— Start —

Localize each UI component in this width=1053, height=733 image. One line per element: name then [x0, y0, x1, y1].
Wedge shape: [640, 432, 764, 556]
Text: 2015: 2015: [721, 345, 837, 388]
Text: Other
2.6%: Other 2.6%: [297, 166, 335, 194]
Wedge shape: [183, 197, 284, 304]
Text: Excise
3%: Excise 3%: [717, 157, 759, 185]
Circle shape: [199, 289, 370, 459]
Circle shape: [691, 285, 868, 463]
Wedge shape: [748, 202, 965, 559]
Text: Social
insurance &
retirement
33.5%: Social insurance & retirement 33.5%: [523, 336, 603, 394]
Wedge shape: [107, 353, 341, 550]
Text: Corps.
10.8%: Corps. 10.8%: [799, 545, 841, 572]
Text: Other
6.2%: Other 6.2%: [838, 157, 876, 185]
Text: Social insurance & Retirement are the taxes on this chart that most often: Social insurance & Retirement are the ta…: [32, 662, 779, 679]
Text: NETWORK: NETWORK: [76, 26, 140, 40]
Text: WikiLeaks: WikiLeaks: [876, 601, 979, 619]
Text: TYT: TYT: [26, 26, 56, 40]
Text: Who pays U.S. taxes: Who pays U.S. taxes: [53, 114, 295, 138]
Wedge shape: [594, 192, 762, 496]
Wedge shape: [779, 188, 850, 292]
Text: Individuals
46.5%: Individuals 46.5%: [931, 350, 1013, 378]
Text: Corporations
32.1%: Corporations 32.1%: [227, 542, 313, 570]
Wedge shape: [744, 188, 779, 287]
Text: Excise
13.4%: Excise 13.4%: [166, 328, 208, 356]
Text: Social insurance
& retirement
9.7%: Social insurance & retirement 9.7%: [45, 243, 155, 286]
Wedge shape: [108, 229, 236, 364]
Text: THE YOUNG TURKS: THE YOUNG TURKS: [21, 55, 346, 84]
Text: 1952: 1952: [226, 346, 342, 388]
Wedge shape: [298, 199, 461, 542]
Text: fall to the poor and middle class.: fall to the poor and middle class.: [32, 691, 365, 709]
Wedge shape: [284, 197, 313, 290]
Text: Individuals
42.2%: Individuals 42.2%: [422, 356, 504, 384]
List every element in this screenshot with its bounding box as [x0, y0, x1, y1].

— End —
— Start —

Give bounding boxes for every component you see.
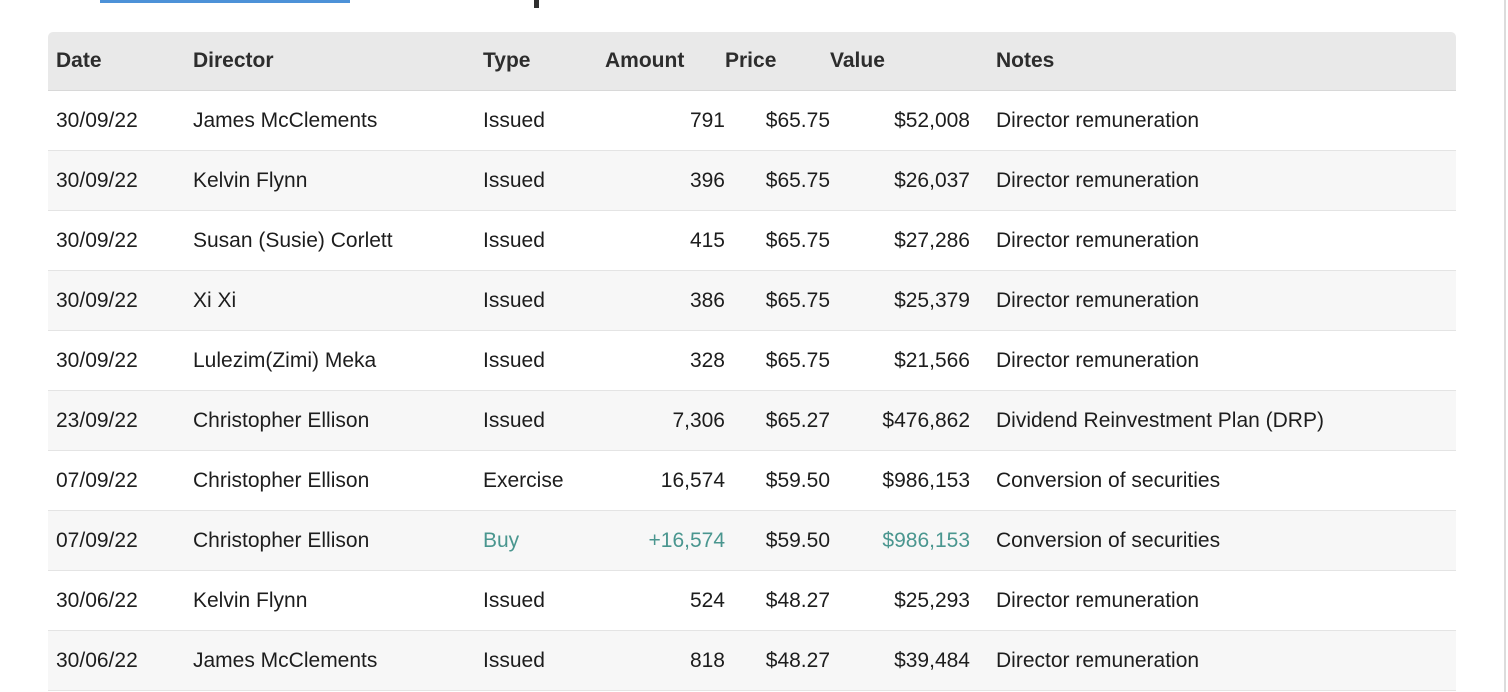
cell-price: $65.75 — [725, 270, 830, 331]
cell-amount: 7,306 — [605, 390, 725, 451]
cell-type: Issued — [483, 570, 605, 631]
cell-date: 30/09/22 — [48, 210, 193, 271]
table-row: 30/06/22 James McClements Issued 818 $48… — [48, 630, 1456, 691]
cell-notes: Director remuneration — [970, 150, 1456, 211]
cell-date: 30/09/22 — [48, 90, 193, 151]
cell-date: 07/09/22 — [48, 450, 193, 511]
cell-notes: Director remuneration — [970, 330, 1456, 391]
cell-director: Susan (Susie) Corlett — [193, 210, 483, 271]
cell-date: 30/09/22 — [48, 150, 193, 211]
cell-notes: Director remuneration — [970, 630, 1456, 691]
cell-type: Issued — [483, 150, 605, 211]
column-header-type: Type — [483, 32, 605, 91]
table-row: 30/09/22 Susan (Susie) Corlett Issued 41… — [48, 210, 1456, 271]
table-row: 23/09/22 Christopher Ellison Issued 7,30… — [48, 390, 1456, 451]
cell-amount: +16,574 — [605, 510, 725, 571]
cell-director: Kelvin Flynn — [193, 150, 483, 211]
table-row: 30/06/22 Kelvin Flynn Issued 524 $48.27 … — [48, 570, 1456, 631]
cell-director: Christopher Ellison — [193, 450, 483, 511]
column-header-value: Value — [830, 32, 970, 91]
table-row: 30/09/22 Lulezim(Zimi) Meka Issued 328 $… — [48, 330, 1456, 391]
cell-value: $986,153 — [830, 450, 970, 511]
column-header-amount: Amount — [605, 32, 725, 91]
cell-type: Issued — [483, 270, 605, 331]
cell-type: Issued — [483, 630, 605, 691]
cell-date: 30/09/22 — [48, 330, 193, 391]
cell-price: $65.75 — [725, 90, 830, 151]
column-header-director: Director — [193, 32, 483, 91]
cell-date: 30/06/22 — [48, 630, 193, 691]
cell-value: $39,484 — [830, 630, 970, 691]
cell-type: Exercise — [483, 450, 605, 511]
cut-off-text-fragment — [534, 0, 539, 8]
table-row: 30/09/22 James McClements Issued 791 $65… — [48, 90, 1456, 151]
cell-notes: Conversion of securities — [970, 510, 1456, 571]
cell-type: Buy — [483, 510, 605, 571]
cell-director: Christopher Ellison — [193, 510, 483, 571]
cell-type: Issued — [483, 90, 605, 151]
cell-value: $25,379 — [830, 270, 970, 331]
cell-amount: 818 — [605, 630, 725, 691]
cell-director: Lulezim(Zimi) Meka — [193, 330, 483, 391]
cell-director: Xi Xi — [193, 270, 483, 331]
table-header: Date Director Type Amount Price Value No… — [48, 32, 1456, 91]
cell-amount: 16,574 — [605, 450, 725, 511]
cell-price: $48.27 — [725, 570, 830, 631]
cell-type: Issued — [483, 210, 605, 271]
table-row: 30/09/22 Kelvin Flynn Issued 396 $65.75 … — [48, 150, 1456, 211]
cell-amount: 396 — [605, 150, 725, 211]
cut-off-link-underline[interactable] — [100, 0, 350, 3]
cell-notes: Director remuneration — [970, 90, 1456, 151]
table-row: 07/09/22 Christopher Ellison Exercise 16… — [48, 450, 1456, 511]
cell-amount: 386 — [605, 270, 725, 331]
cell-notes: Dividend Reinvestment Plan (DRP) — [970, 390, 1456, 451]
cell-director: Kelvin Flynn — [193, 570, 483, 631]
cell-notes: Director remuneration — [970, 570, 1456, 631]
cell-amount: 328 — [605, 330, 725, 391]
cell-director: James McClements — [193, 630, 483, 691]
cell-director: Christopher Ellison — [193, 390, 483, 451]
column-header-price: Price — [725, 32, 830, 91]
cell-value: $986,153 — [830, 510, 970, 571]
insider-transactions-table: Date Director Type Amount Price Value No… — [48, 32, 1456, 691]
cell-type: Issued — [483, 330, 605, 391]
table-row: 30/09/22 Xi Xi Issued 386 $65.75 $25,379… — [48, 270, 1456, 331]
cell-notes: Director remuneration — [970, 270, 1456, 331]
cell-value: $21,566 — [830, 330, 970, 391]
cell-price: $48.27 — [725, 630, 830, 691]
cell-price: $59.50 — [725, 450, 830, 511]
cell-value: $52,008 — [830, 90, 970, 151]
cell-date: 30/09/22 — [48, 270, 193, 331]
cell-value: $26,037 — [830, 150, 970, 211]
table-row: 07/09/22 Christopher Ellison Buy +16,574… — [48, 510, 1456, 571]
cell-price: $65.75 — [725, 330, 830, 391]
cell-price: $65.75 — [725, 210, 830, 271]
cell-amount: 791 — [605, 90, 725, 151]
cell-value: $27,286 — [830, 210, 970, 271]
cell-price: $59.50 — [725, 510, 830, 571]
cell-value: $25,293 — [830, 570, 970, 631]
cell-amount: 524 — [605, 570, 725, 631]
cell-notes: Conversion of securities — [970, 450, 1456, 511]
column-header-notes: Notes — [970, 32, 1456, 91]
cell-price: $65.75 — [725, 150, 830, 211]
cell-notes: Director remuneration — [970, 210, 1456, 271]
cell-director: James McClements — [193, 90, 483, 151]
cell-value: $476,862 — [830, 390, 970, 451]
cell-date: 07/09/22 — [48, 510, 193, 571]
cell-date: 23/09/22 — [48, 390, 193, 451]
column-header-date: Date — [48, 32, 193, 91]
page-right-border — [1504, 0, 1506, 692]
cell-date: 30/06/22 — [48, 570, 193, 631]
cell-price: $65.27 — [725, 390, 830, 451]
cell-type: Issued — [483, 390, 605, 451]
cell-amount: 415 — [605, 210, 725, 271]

— End —

TASK:
Copy the entries from the line with "Localize each UI" to the line with "Circle shape: [199, 289, 370, 459]", keeping each line as it stands.

EXERCISE ANSWER:
Localize each UI component in this width=1053, height=733 image. One line per element: name then [x0, y0, x1, y1].
Wedge shape: [640, 432, 764, 556]
Text: 2015: 2015: [721, 345, 837, 388]
Text: Other
2.6%: Other 2.6%: [297, 166, 335, 194]
Wedge shape: [183, 197, 284, 304]
Text: Excise
3%: Excise 3%: [717, 157, 759, 185]
Circle shape: [199, 289, 370, 459]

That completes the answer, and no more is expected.